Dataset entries
★ ★ ★ ★

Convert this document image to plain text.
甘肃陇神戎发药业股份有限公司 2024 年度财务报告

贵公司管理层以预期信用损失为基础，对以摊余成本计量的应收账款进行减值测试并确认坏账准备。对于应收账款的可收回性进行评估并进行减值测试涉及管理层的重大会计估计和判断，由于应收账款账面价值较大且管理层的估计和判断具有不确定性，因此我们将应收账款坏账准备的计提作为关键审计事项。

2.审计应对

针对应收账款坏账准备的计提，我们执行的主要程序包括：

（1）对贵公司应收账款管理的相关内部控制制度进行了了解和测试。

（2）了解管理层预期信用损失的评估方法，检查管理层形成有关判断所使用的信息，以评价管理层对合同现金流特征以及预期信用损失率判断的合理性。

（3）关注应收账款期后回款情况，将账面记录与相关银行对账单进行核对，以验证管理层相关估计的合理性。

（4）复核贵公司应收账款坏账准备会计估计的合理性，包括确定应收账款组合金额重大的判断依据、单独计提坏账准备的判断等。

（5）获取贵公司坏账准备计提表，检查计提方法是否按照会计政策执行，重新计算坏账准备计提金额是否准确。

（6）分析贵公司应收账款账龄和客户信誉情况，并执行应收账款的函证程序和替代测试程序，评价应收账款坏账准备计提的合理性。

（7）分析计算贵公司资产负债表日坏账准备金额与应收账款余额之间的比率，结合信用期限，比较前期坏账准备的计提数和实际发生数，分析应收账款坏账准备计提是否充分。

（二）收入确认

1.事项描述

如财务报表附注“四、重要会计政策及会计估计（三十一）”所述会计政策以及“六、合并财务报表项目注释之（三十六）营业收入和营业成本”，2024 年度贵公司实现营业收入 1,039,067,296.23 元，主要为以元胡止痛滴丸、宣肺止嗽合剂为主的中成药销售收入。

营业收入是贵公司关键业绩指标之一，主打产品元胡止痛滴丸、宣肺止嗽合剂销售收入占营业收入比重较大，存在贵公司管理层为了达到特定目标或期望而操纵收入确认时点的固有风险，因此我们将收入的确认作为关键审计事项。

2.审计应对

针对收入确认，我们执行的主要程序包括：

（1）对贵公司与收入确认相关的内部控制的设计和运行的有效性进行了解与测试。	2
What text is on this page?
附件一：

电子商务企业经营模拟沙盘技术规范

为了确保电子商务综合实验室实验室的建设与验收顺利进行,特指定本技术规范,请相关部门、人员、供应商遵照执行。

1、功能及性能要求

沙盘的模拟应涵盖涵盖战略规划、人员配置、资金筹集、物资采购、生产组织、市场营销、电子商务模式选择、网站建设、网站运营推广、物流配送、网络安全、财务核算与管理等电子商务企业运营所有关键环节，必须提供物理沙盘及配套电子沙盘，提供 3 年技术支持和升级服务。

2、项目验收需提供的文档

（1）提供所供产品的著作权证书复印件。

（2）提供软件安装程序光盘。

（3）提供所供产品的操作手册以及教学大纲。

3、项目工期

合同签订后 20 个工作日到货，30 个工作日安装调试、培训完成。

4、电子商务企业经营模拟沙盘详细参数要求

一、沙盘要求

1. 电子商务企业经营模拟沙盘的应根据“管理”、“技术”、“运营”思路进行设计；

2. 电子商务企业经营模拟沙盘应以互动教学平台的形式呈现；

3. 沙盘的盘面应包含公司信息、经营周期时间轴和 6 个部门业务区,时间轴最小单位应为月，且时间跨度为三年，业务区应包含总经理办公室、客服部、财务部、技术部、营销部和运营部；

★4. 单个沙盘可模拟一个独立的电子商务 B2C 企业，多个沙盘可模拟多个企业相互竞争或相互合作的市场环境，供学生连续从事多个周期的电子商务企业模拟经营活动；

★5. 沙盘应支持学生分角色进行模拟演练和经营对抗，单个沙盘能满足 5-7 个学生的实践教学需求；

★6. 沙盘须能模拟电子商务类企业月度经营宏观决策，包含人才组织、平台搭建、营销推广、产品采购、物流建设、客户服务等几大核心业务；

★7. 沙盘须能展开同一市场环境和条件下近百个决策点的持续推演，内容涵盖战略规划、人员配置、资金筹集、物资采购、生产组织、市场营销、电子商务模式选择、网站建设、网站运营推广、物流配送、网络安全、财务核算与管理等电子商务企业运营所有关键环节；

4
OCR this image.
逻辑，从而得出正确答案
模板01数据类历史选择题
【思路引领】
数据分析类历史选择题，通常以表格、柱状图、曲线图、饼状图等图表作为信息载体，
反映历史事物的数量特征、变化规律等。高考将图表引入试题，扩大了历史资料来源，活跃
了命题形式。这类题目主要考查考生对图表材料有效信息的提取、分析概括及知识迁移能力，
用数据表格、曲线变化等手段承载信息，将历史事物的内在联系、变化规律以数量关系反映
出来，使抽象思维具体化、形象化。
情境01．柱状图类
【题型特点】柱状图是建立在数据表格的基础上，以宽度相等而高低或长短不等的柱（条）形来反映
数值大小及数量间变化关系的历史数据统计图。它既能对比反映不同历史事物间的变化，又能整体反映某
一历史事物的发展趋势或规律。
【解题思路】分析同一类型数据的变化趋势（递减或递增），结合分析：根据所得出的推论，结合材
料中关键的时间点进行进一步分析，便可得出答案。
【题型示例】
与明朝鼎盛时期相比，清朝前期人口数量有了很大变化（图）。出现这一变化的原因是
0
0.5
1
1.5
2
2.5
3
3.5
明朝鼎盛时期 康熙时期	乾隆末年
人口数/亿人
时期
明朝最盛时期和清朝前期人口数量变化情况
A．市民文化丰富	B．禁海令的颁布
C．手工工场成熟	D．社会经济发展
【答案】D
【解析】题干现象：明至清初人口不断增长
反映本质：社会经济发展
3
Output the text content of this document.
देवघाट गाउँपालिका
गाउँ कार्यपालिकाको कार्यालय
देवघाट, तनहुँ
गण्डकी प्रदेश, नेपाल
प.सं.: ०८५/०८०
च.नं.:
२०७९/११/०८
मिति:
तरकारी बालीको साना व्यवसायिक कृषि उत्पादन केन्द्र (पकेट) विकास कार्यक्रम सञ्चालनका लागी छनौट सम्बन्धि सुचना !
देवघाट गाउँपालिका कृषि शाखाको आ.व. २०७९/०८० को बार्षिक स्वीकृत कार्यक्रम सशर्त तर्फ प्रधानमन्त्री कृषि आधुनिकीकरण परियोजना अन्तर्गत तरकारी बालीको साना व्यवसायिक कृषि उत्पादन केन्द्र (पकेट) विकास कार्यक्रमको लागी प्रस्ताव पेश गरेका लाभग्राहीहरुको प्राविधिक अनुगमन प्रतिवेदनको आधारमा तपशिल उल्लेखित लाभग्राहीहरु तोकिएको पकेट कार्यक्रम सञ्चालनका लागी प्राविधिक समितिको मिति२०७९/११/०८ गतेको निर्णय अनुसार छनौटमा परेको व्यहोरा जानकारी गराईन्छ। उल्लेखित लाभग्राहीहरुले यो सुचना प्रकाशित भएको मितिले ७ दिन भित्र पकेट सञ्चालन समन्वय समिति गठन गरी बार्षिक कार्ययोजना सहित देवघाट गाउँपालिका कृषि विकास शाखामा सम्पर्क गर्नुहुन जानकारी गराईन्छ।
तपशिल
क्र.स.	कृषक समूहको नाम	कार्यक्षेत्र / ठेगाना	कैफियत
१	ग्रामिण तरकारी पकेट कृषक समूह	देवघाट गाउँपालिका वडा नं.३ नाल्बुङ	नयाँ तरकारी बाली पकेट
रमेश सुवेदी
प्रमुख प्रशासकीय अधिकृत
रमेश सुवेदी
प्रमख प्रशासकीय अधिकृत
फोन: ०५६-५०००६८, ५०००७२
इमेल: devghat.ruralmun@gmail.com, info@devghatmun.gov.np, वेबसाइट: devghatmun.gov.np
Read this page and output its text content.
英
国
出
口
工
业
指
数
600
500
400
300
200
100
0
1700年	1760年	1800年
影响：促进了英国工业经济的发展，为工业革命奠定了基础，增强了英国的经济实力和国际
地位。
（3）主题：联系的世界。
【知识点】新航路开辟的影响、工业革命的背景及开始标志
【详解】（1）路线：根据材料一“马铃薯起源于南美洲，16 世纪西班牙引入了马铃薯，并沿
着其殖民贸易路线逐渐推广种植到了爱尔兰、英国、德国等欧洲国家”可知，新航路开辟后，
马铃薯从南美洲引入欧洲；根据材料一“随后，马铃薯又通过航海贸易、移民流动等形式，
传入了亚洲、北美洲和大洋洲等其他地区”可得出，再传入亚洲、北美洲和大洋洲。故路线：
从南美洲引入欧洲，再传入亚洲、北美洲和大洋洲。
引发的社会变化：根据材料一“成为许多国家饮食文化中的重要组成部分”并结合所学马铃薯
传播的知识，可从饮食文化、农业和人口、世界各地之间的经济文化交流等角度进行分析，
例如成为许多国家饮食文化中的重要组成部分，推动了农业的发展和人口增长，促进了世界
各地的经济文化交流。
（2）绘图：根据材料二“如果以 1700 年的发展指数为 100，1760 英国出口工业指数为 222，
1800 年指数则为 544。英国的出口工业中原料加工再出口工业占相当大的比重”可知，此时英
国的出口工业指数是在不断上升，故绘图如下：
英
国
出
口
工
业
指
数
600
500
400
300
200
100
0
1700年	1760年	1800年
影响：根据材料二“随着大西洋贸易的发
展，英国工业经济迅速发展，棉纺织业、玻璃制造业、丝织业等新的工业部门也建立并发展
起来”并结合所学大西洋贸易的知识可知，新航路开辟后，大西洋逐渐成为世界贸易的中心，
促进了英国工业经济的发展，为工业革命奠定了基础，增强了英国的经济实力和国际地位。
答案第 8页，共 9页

★ ★ ★ ★

* [Task description]
In the listing above, find each line with the word "网站运营推广" and copy it.

* [Response]
沙盘的模拟应涵盖涵盖战略规划、人员配置、资金筹集、物资采购、生产组织、市场营销、电子商务模式选择、网站建设、网站运营推广、物流配送、网络安全、财务核算与管理等电子商务企业运营所有关键环节，必须提供物理沙盘及配套电子沙盘，提供 3 年技术支持和升级服务。
★7. 沙盘须能展开同一市场环境和条件下近百个决策点的持续推演，内容涵盖战略规划、人员配置、资金筹集、物资采购、生产组织、市场营销、电子商务模式选择、网站建设、网站运营推广、物流配送、网络安全、财务核算与管理等电子商务企业运营所有关键环节；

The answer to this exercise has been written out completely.